## Start ENTRIES PROVIDED
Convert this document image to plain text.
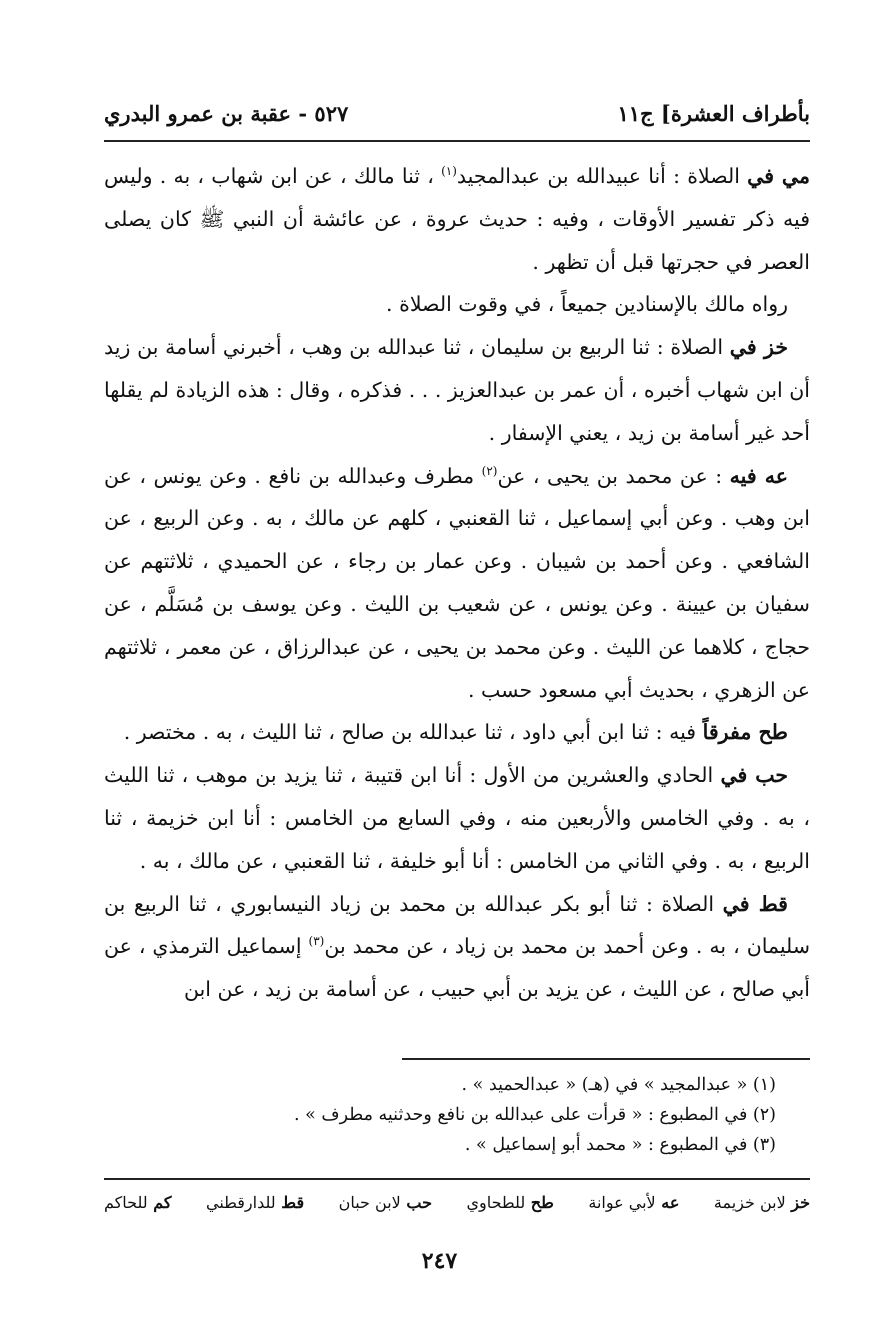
بأطراف العشرة] ج١١
٥٢٧ - عقبة بن عمرو البدري

مي في الصلاة : أنا عبيدالله بن عبدالمجيد$^{(١)}$ ، ثنا مالك ، عن ابن شهاب ، به . وليس فيه ذكر تفسير الأوقات ، وفيه : حديث عروة ، عن عائشة أن النبي ﷺ كان يصلى العصر في حجرتها قبل أن تظهر .

رواه مالك بالإسنادين جميعاً ، في وقوت الصلاة .

خز في الصلاة : ثنا الربيع بن سليمان ، ثنا عبدالله بن وهب ، أخبرني أسامة بن زيد أن ابن شهاب أخبره ، أن عمر بن عبدالعزيز . . . فذكره ، وقال : هذه الزيادة لم يقلها أحد غير أسامة بن زيد ، يعني الإسفار .

عه فيه : عن محمد بن يحيى ، عن$^{(٢)}$ مطرف وعبدالله بن نافع . وعن يونس ، عن ابن وهب . وعن أبي إسماعيل ، ثنا القعنبي ، كلهم عن مالك ، به . وعن الربيع ، عن الشافعي . وعن أحمد بن شيبان . وعن عمار بن رجاء ، عن الحميدي ، ثلاثتهم عن سفيان بن عيينة . وعن يونس ، عن شعيب بن الليث . وعن يوسف بن مُسَلَّم ، عن حجاج ، كلاهما عن الليث . وعن محمد بن يحيى ، عن عبدالرزاق ، عن معمر ، ثلاثتهم عن الزهري ، بحديث أبي مسعود حسب .

طح مفرقاً فيه : ثنا ابن أبي داود ، ثنا عبدالله بن صالح ، ثنا الليث ، به . مختصر .

حب في الحادي والعشرين من الأول : أنا ابن قتيبة ، ثنا يزيد بن موهب ، ثنا الليث ، به . وفي الخامس والأربعين منه ، وفي السابع من الخامس : أنا ابن خزيمة ، ثنا الربيع ، به . وفي الثاني من الخامس : أنا أبو خليفة ، ثنا القعنبي ، عن مالك ، به .

قط في الصلاة : ثنا أبو بكر عبدالله بن محمد بن زياد النيسابوري ، ثنا الربيع بن سليمان ، به . وعن أحمد بن محمد بن زياد ، عن محمد بن$^{(٣)}$ إسماعيل الترمذي ، عن أبي صالح ، عن الليث ، عن يزيد بن أبي حبيب ، عن أسامة بن زيد ، عن ابن

(١) « عبدالمجيد » في (هـ) « عبدالحميد » .
(٢) في المطبوع : « قرأت على عبدالله بن نافع وحدثنيه مطرف » .
(٣) في المطبوع : « محمد أبو إسماعيل » .
خز لابن خزيمة
عه لأبي عوانة
طح للطحاوي
حب لابن حبان
قط للدارقطني
كم للحاكم
٢٤٧
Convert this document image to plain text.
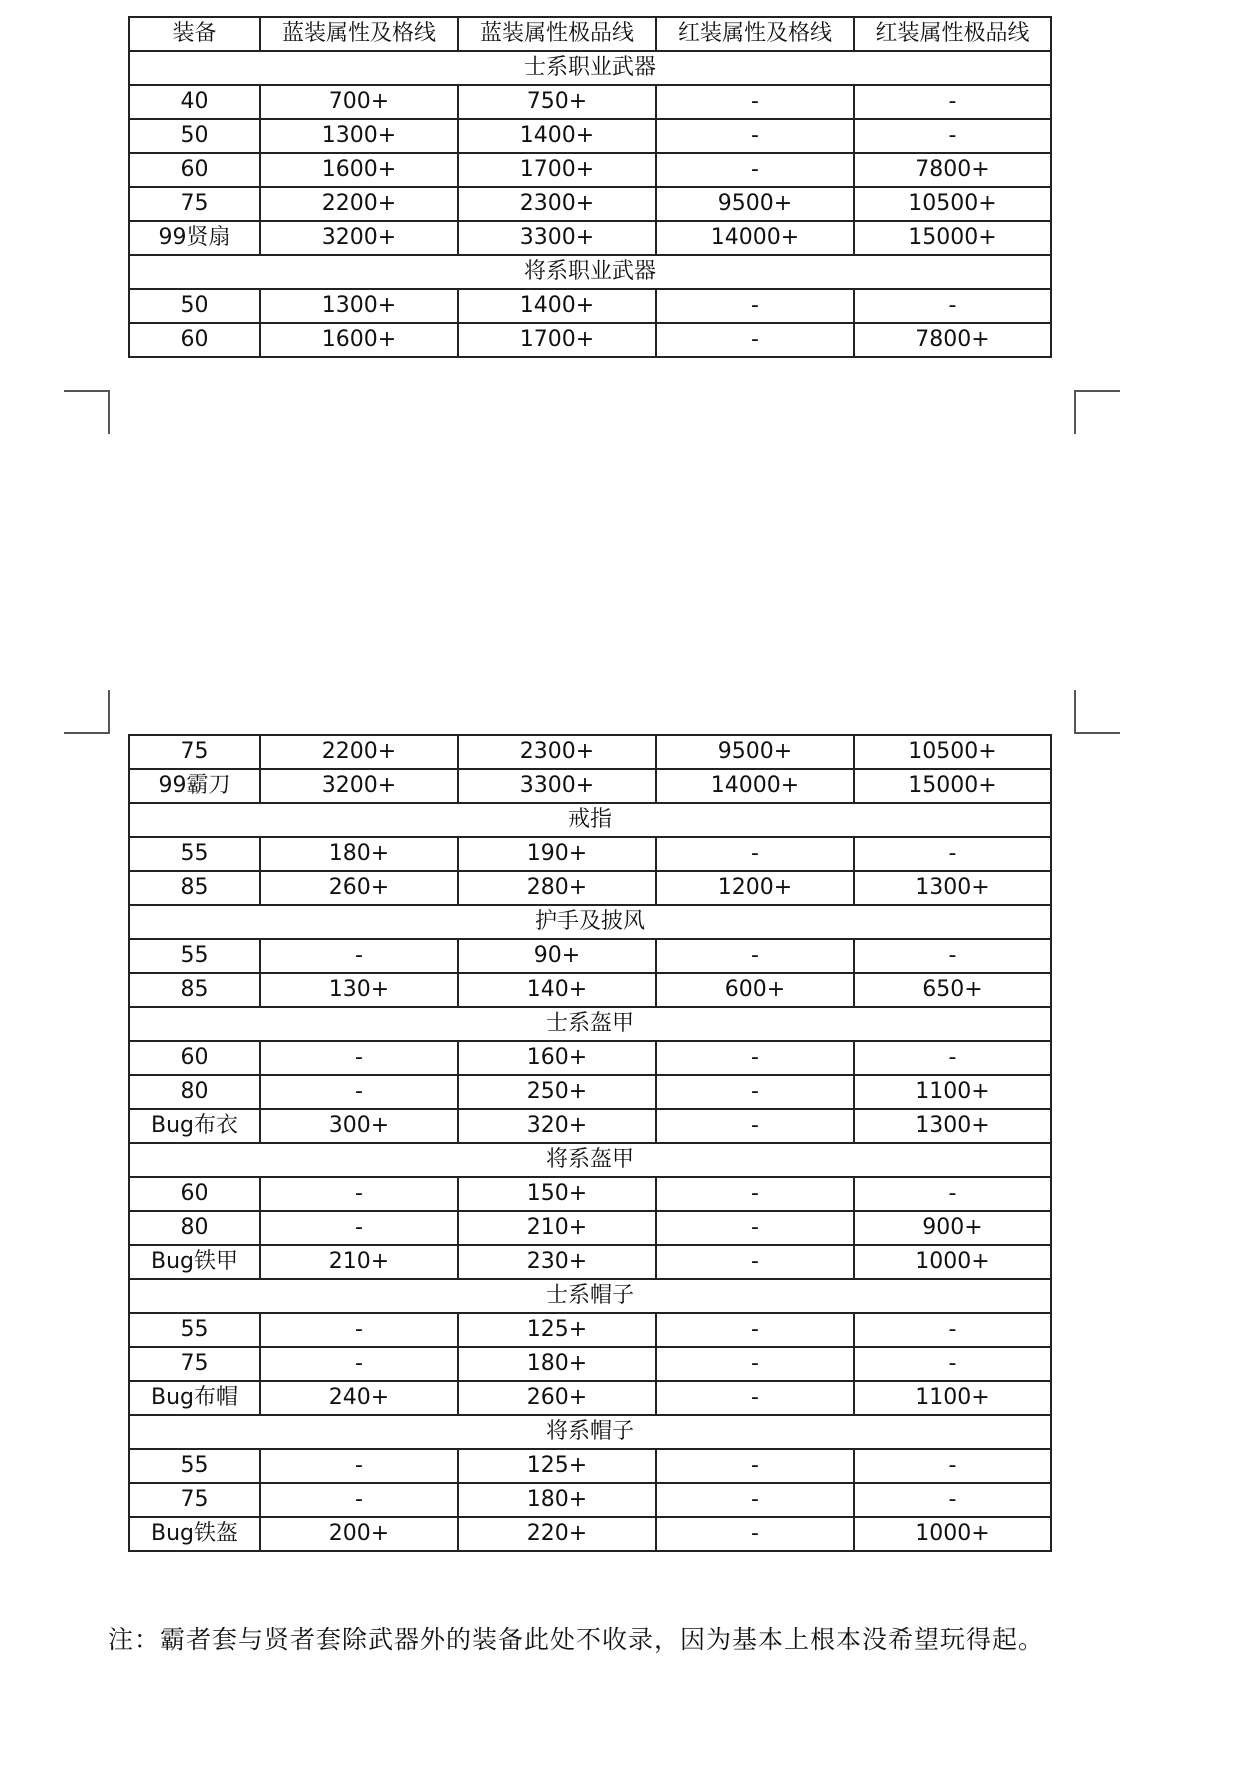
装备	蓝装属性及格线	蓝装属性极品线	红装属性及格线	红装属性极品线
士系职业武器				
40	700+	750+	-	-
50	1300+	1400+	-	-
60	1600+	1700+	-	7800+
75	2200+	2300+	9500+	10500+
99贤扇	3200+	3300+	14000+	15000+
将系职业武器				
50	1300+	1400+	-	-
60	1600+	1700+	-	7800+
75	2200+	2300+	9500+	10500+
99霸刀	3200+	3300+	14000+	15000+
戒指				
55	180+	190+	-	-
85	260+	280+	1200+	1300+
护手及披风				
55	-	90+	-	-
85	130+	140+	600+	650+
士系盔甲				
60	-	160+	-	-
80	-	250+	-	1100+
Bug布衣	300+	320+	-	1300+
将系盔甲				
60	-	150+	-	-
80	-	210+	-	900+
Bug铁甲	210+	230+	-	1000+
士系帽子				
55	-	125+	-	-
75	-	180+	-	-
Bug布帽	240+	260+	-	1100+
将系帽子				
55	-	125+	-	-
75	-	180+	-	-
Bug铁盔	200+	220+	-	1000+
注：霸者套与贤者套除武器外的装备此处不收录，因为基本上根本没希望玩得起。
## End ENTRIES PROVIDED
▶ PROBLEM DETAILS:
Using the records above, say how many lines include the string "أسامة". Only the number is wanted.

▶ WRITTEN ANSWER:
2